-- STATED TASK --
Copy each line of the data below exactly, leaving out pictures.

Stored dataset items
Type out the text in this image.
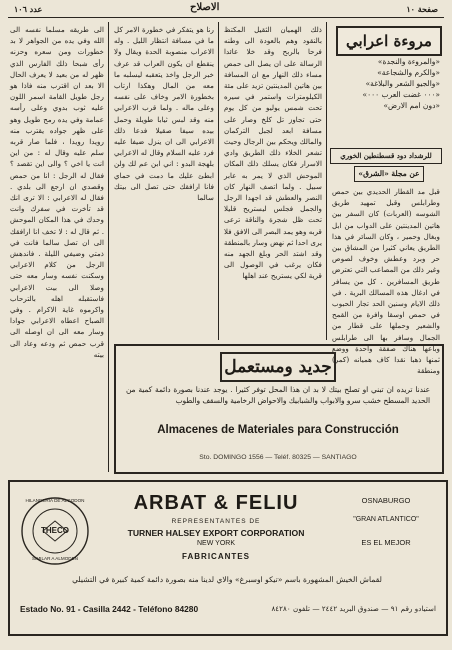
صفحة ١٠
الاصلاح
عدد ١٠٦
مروءة اعرابي
«والمروءة والنجدة»
«والكرم والشجاعة»
«والجيو الشعر والبلاغة»
«٠٠٠ غضت العرب ٠٠٠»
«دون امم الارض»
للرشداد دود قسطنطين الخوري
عن مجلة «الشرق»
قبل مد القطار الحديدي بين حمص وطرابلس وقبل تمهيد طريق الشوسه (العربات) كان السفر بين هاتين المدينتين على الدواب من ابل وبغال وحمير ، وكان السائر في هذا الطريق يعاني كثيرا من المشاق بين حر وبرد وعطش وخوف لصوص وغير ذلك من المصاعب التي تعترض طريق المسافرين . كل من يسافر في ادغال هذه المسالك البرية . في ذلك الايام وسنين الحد تجار الحبوب في حمص اوسقا وافرة من القمح والشعير وحملها على قطار من الجمال وسافر بها الى طرابلس وباعها هناك صفقة واحدة ووضع ثمنها ذهبا نقدا كاف هميانه (كمر) ومنطقة
ذلك الهميان الثقيل المكتظ بالنقود وهم بالعودة الى وطنه فرحا بالربح وقد خلا عائدا الرسالة على ان يصل الى حمص مساء ذلك النهار مع ان المسافة بين هاتين المدينتين تزيد على مئة الكيلومترات واستمر في سيره تحت شمس يوليو من كل يوم حتى تجاوز تل كلخ وصار على مسافة ابعد لجبل التركمان والمالك ويحكم بين الرجال وحيث تشعر الخلاء ذلك الطريق وادي الاسرار فكان يسلك ذلك المكان الموحش الذي لا يمر به عابر سبيل . ولما اتصف النهار كان النصر والعطش قد اجهدا الرجل والجمل فجلس ليستريح قليلا تحت ظل شجرة والناقة ترعى قربه وهو يمد البصر الى الافق فلا يرى احدا ثم نهض وسار بالمنطقة وقد اشتد الحر وبلغ الجهد منه فكان يرغب في الوصول الى قرية لكي يستريح عند اهلها
رنا هو يتفكر في خطورة الامر كل ما في مسافة انتظار الليل . وله الاعراب منصوبة الحدة ويقال ولا ينقطع ان يكون العراب قد عرف خبر الرجل واخذ يتعقبه ليسلبه ما معه من المال وهكذا ارتاب بخطورة الامر وخاف على نفسه وعلى ماله . ولما قرب الاعرابي منه وقد لبس ثيابا طويلة وحمل بيده سيفا صقيلا فدعا ذلك الاعرابي الى ان ينزل ضيفا عليه فرد عليه السلام وقال له الاعرابي بلهجة البدو : اني ابن عم لك ولن ابطئ عليك ما دمت في حماي فانا ارافقك حتى تصل الى بيتك سالما
الى طريقه مسلما نفسه الى الله وفي يده من الجواهر لا بد خطورات ومن سعره وحزنه رأى شبحا ذلك الفارس الذي ظهر له من بعيد لا يعرف الحال الا بعد ان اقترب منه فاذا هو رجل طويل القامة اسمر اللون عليه ثوب بدوي وعلى رأسه عمامة وفي يده رمح طويل وهو على ظهر جواده يقترب منه رويدا رويدا ، فلما صار قربه سلم عليه وقال له : من اين انت يا اخي ؟ والى اين تقصد ؟ فقال له الرجل : انا من حمص وقصدي ان ارجع الى بلدي . فقال له الاعرابي : الا ترى انك قد تأخرت في سفرك وانت وحدك في هذا المكان الموحش . ثم قال له : لا تخف انا ارافقك الى ان تصل سالما فانت في ذمتي وضيفي الليلة . فاندهش الرجل من كلام الاعرابي وسكنت نفسه وسار معه حتى وصلا الى بيت الاعرابي فاستقبله اهله بالترحاب واكرموه غاية الاكرام . وفي الصباح اعطاه الاعرابي جوادا وسار معه الى ان اوصله الى قرب حمص ثم ودعه وعاد الى بيته
جديد ومستعمل
عندنا تريده ان تبني او تصلح بيتك لا بد ان هذا المحل توفر كثيرا . يوجد عندنا بصورة دائمة كمية من الحديد المسطح خشب سرو والابواب والشبابيك والاحواض الرخامية والسقف والطوب
Almacenes de Materiales para Construcción
Sto. DOMINGO 1556 — Teléf. 80325 — SANTIAGO
HILANDERIA DE ALGODON
THECO
SIMILAR A ALMODEN
ARBAT & FELIU
REPRESENTANTES DE
TURNER HALSEY EXPORT CORPORATION
NEW YORK
FABRICANTES
OSNABURGO
"GRAN ATLANTICO"
ES EL MEJOR
لقماش الخيش المشهورة باسم «تيكو اوسبرغ» والاي لدينا منه بصورة دائمة كمية كبيرة في التشيلي
Estado No. 91 - Casilla 2442 - Teléfono 84280	استيادو رقم ٩١ — صندوق البريد ٢٤٤٢ — تلفون ٨٤٢٨٠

-- THE SOLUTION --
Type out the text in this image.
صفحة ١٠
الاصلاح
عدد ١٠٦
مروءة اعرابي
«والمروءة والنجدة»
«والكرم والشجاعة»
«والجيو الشعر والبلاغة»
«٠٠٠ غضت العرب ٠٠٠»
«دون امم الارض»
للرشداد دود قسطنطين الخوري
عن مجلة «الشرق»
قبل مد القطار الحديدي بين حمص وطرابلس وقبل تمهيد طريق الشوسه (العربات) كان السفر بين هاتين المدينتين على الدواب من ابل وبغال وحمير ، وكان السائر في هذا الطريق يعاني كثيرا من المشاق بين حر وبرد وعطش وخوف لصوص وغير ذلك من المصاعب التي تعترض طريق المسافرين . كل من يسافر في ادغال هذه المسالك البرية . في ذلك الايام وسنين الحد تجار الحبوب في حمص اوسقا وافرة من القمح والشعير وحملها على قطار من الجمال وسافر بها الى طرابلس وباعها هناك صفقة واحدة ووضع ثمنها ذهبا نقدا كاف هميانه (كمر) ومنطقة
ذلك الهميان الثقيل المكتظ بالنقود وهم بالعودة الى وطنه فرحا بالربح وقد خلا عائدا الرسالة على ان يصل الى حمص مساء ذلك النهار مع ان المسافة بين هاتين المدينتين تزيد على مئة الكيلومترات واستمر في سيره تحت شمس يوليو من كل يوم حتى تجاوز تل كلخ وصار على مسافة ابعد لجبل التركمان والمالك ويحكم بين الرجال وحيث تشعر الخلاء ذلك الطريق وادي الاسرار فكان يسلك ذلك المكان الموحش الذي لا يمر به عابر سبيل . ولما اتصف النهار كان النصر والعطش قد اجهدا الرجل والجمل فجلس ليستريح قليلا تحت ظل شجرة والناقة ترعى قربه وهو يمد البصر الى الافق فلا يرى احدا ثم نهض وسار بالمنطقة وقد اشتد الحر وبلغ الجهد منه فكان يرغب في الوصول الى قرية لكي يستريح عند اهلها
رنا هو يتفكر في خطورة الامر كل ما في مسافة انتظار الليل . وله الاعراب منصوبة الحدة ويقال ولا ينقطع ان يكون العراب قد عرف خبر الرجل واخذ يتعقبه ليسلبه ما معه من المال وهكذا ارتاب بخطورة الامر وخاف على نفسه وعلى ماله . ولما قرب الاعرابي منه وقد لبس ثيابا طويلة وحمل بيده سيفا صقيلا فدعا ذلك الاعرابي الى ان ينزل ضيفا عليه فرد عليه السلام وقال له الاعرابي بلهجة البدو : اني ابن عم لك ولن ابطئ عليك ما دمت في حماي فانا ارافقك حتى تصل الى بيتك سالما
الى طريقه مسلما نفسه الى الله وفي يده من الجواهر لا بد خطورات ومن سعره وحزنه رأى شبحا ذلك الفارس الذي ظهر له من بعيد لا يعرف الحال الا بعد ان اقترب منه فاذا هو رجل طويل القامة اسمر اللون عليه ثوب بدوي وعلى رأسه عمامة وفي يده رمح طويل وهو على ظهر جواده يقترب منه رويدا رويدا ، فلما صار قربه سلم عليه وقال له : من اين انت يا اخي ؟ والى اين تقصد ؟ فقال له الرجل : انا من حمص وقصدي ان ارجع الى بلدي . فقال له الاعرابي : الا ترى انك قد تأخرت في سفرك وانت وحدك في هذا المكان الموحش . ثم قال له : لا تخف انا ارافقك الى ان تصل سالما فانت في ذمتي وضيفي الليلة . فاندهش الرجل من كلام الاعرابي وسكنت نفسه وسار معه حتى وصلا الى بيت الاعرابي فاستقبله اهله بالترحاب واكرموه غاية الاكرام . وفي الصباح اعطاه الاعرابي جوادا وسار معه الى ان اوصله الى قرب حمص ثم ودعه وعاد الى بيته
جديد ومستعمل
عندنا تريده ان تبني او تصلح بيتك لا بد ان هذا المحل توفر كثيرا . يوجد عندنا بصورة دائمة كمية من الحديد المسطح خشب سرو والابواب والشبابيك والاحواض الرخامية والسقف والطوب
Almacenes de Materiales para Construcción
Sto. DOMINGO 1556 — Teléf. 80325 — SANTIAGO
HILANDERIA DE ALGODON
THECO
SIMILAR A ALMODEN
ARBAT & FELIU
REPRESENTANTES DE
TURNER HALSEY EXPORT CORPORATION
NEW YORK
FABRICANTES
OSNABURGO
"GRAN ATLANTICO"
ES EL MEJOR
لقماش الخيش المشهورة باسم «تيكو اوسبرغ» والاي لدينا منه بصورة دائمة كمية كبيرة في التشيلي
Estado No. 91 - Casilla 2442 - Teléfono 84280	استيادو رقم ٩١ — صندوق البريد ٢٤٤٢ — تلفون ٨٤٢٨٠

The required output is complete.